Agora senta que lá vem a parte triste da história. Em 1956, o pintor Ado Malagoli, que na época era diretor da divisão de cultura da Secretaria de Educação e Cultura do Estado do RS, orienta o diretor da Biblioteca, o Arthur Ferreira Filho, a cobrir com tinta as pinturas originais para que não atrapalhassem a concentração dos leitores. Para Malagoli, elas não eram importantes, não tinham valor artístico e ainda contrastavam com a belíssima arquitetura presente. Sim, pausa fúnebre.

Faço minhas as palavras deste trecho do livro: “É difícil entender como pessoas envolvidas com arte, que se pressupõe sejam dotadas de maior sensibilidade, não tenham considerado que o passado de uma região ou cidade, só se manterá vivo se as manifestações históricas, culturais e artísticas de seu povo forem resguardadas. A decoração original da biblioteca simbolizava o espírito de uma época, que deveria ter sido preservada e jamais descaracterizada. A restauração em uma obra de arte deve ser feita para que gerações futuras possam ver nela um relato documental do passado e não as tendências estéticas da atualidade.” Biblioteca | Onde circula o espírito do mundo, ELAPE, Jaci Aquino Jardim.

E pior ainda, o fato não teve tanta repercussão. Pessoas defensoras do patrimônio histórico foram suaves nas críticas e a imprensa não deu ênfase. Com todos de acordo, ou se calando e consentindo, as paredes dos halls de entrada, da secretaria e das salas de leitura foram cobertas de tinta.

Dá pra piorar esse filme de terror? Ah, dá. Em um belo dia, a senhora Leda Triches, mulher do governador Euclides Triches, vem à biblioteca e visita cada cômodo, elogiando tudo e deixando os funcionários lisonjeados. Só que sua secretária vinha atrás, fazendo anotações sem parar. Tempos depois, parte do mobiliário e obras de arte foram levados para o Palácio Piratini. Mais um ato bem bacana de descaracterização da coisa toda. Será que a Leda confundiu a biblioteca com uma loja? Só que, no caso, ela não pagou.

- Partes do exercício:
a. Responda às perguntas abaixo com base no trecho sobre a biblioteca.
(i) Em que ano Ado Malagoli orientou o diretor da Biblioteca a cobrir as pinturas originais?
(ii) Quais áreas tiveram as paredes cobertas de tinta?
(iii) Para onde foram levados parte do mobiliário e obras de arte após a visita de Leda Triches?
b. Transcreva, do trecho sobre a biblioteca, a passagem que vai de "E pior ainda, o" até "ela não pagou.".
c. De acordo com o trecho sobre a biblioteca, por que Ado Malagoli orientou que as pinturas originais fossem cobertas com tinta? Responda em até três frases.

- Dados fornecidos:

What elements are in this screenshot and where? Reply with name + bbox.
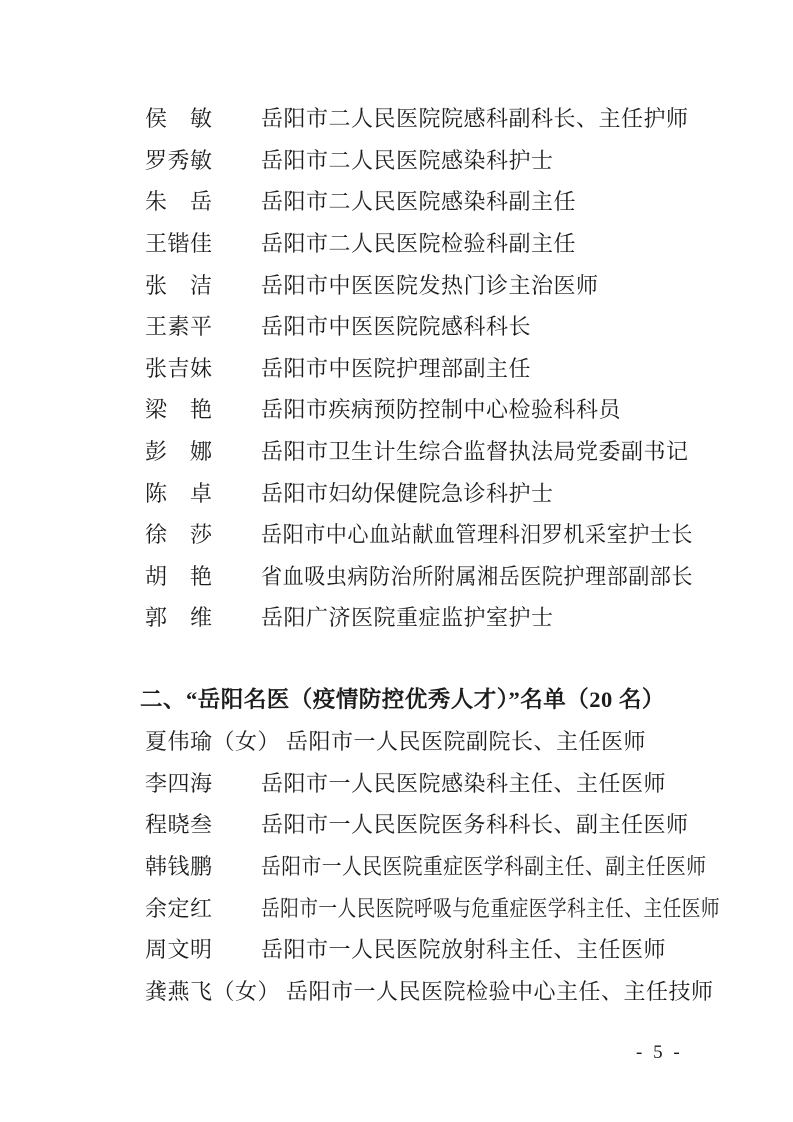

- Resultados por tarefa:
a.
(i) Em 1956.
(ii) Os halls de entrada, a secretaria e as salas de leitura.
(iii) Para o Palácio Piratini.

b.
E pior ainda, o fato não teve tanta repercussão. Pessoas defensoras do patrimônio histórico foram suaves nas críticas e a imprensa não deu ênfase. Com todos de acordo, ou se calando e consentindo, as paredes dos halls de entrada, da secretaria e das salas de leitura foram cobertas de tinta.

Dá pra piorar esse filme de terror? Ah, dá. Em um belo dia, a senhora Leda Triches, mulher do governador Euclides Triches, vem à biblioteca e visita cada cômodo, elogiando tudo e deixando os funcionários lisonjeados. Só que sua secretária vinha atrás, fazendo anotações sem parar. Tempos depois, parte do mobiliário e obras de arte foram levados para o Palácio Piratini. Mais um ato bem bacana de descaracterização da coisa toda. Será que a Leda confundiu a biblioteca com uma loja? Só que, no caso, ela não pagou.

c. A orientação era cobrir as pinturas para que não atrapalhassem a concentração dos leitores. Para Malagoli, elas não eram importantes e não tinham valor artístico. Ele também considerava que contrastavam com a belíssima arquitetura presente.